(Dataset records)
_ _ _

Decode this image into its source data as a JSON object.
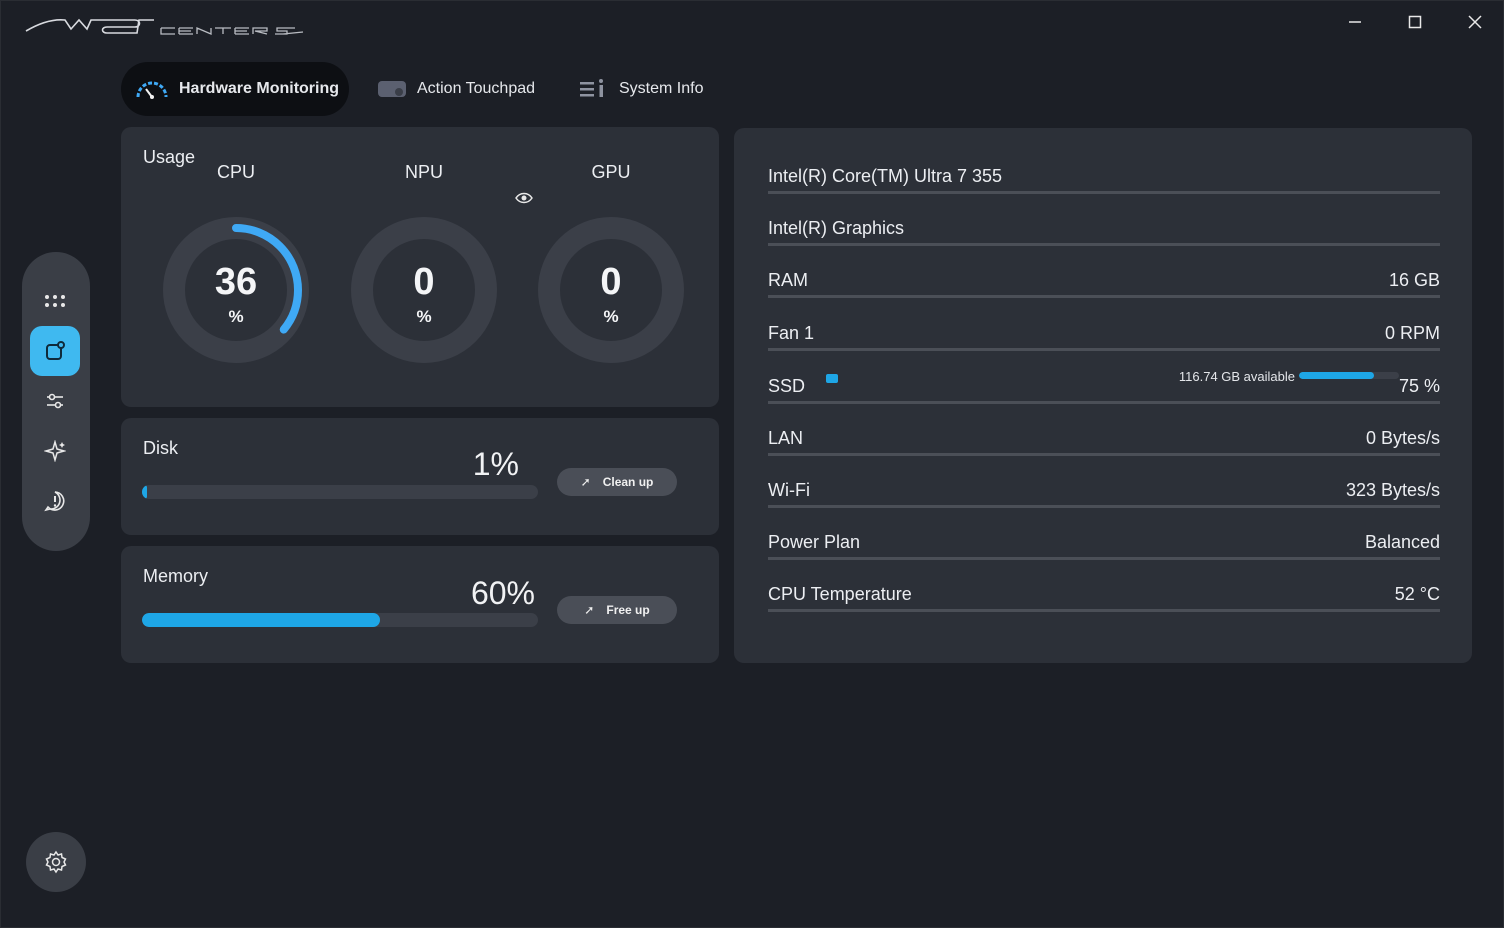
{
  "app": {
    "logo_text": "MSI CENTER S"
  },
  "window_controls": {
    "minimize": "—",
    "maximize": "☐",
    "close": "✕"
  },
  "tabs": [
    {
      "label": "Hardware Monitoring",
      "icon": "speedometer-icon",
      "active": true
    },
    {
      "label": "Action Touchpad",
      "icon": "touchpad-icon",
      "active": false
    },
    {
      "label": "System Info",
      "icon": "system-info-icon",
      "active": false
    }
  ],
  "sidenav": {
    "items": [
      {
        "icon": "apps-grid-icon",
        "active": false
      },
      {
        "icon": "feature-icon",
        "active": true
      },
      {
        "icon": "sliders-icon",
        "active": false
      },
      {
        "icon": "sparkle-icon",
        "active": false
      },
      {
        "icon": "support-icon",
        "active": false
      }
    ],
    "settings_icon": "gear-icon"
  },
  "usage": {
    "title": "Usage",
    "accent": "#3fa9f5",
    "gauges": [
      {
        "label": "CPU",
        "value": "36",
        "unit": "%",
        "fraction": 0.36
      },
      {
        "label": "NPU",
        "value": "0",
        "unit": "%",
        "fraction": 0
      },
      {
        "label": "GPU",
        "value": "0",
        "unit": "%",
        "fraction": 0
      }
    ],
    "eye_icon": "eye-icon"
  },
  "disk": {
    "title": "Disk",
    "percent_text": "1%",
    "fraction": 0.01,
    "button_label": "Clean up"
  },
  "memory": {
    "title": "Memory",
    "percent_text": "60%",
    "fraction": 0.6,
    "button_label": "Free up"
  },
  "info": {
    "rows": [
      {
        "key": "Intel(R) Core(TM) Ultra 7 355",
        "value": ""
      },
      {
        "key": "Intel(R) Graphics",
        "value": ""
      },
      {
        "key": "RAM",
        "value": "16 GB"
      },
      {
        "key": "Fan 1",
        "value": "0 RPM"
      },
      {
        "key": "SSD",
        "value": "75 %"
      },
      {
        "key": "LAN",
        "value": "0 Bytes/s"
      },
      {
        "key": "Wi-Fi",
        "value": "323 Bytes/s"
      },
      {
        "key": "Power Plan",
        "value": "Balanced"
      },
      {
        "key": "CPU Temperature",
        "value": "52 °C"
      }
    ],
    "ssd_available": "116.74  GB available",
    "ssd_fraction": 0.75
  }
}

_ _ _

# STATED TASK
The records shown above are to be repeated exactly, with the pictures left out.

# EXERCISE SOLUTION
Decode this image into its source data as a JSON object.
{
  "app": {
    "logo_text": "MSI CENTER S"
  },
  "window_controls": {
    "minimize": "—",
    "maximize": "☐",
    "close": "✕"
  },
  "tabs": [
    {
      "label": "Hardware Monitoring",
      "icon": "speedometer-icon",
      "active": true
    },
    {
      "label": "Action Touchpad",
      "icon": "touchpad-icon",
      "active": false
    },
    {
      "label": "System Info",
      "icon": "system-info-icon",
      "active": false
    }
  ],
  "sidenav": {
    "items": [
      {
        "icon": "apps-grid-icon",
        "active": false
      },
      {
        "icon": "feature-icon",
        "active": true
      },
      {
        "icon": "sliders-icon",
        "active": false
      },
      {
        "icon": "sparkle-icon",
        "active": false
      },
      {
        "icon": "support-icon",
        "active": false
      }
    ],
    "settings_icon": "gear-icon"
  },
  "usage": {
    "title": "Usage",
    "accent": "#3fa9f5",
    "gauges": [
      {
        "label": "CPU",
        "value": "36",
        "unit": "%",
        "fraction": 0.36
      },
      {
        "label": "NPU",
        "value": "0",
        "unit": "%",
        "fraction": 0
      },
      {
        "label": "GPU",
        "value": "0",
        "unit": "%",
        "fraction": 0
      }
    ],
    "eye_icon": "eye-icon"
  },
  "disk": {
    "title": "Disk",
    "percent_text": "1%",
    "fraction": 0.01,
    "button_label": "Clean up"
  },
  "memory": {
    "title": "Memory",
    "percent_text": "60%",
    "fraction": 0.6,
    "button_label": "Free up"
  },
  "info": {
    "rows": [
      {
        "key": "Intel(R) Core(TM) Ultra 7 355",
        "value": ""
      },
      {
        "key": "Intel(R) Graphics",
        "value": ""
      },
      {
        "key": "RAM",
        "value": "16 GB"
      },
      {
        "key": "Fan 1",
        "value": "0 RPM"
      },
      {
        "key": "SSD",
        "value": "75 %"
      },
      {
        "key": "LAN",
        "value": "0 Bytes/s"
      },
      {
        "key": "Wi-Fi",
        "value": "323 Bytes/s"
      },
      {
        "key": "Power Plan",
        "value": "Balanced"
      },
      {
        "key": "CPU Temperature",
        "value": "52 °C"
      }
    ],
    "ssd_available": "116.74  GB available",
    "ssd_fraction": 0.75
  }
}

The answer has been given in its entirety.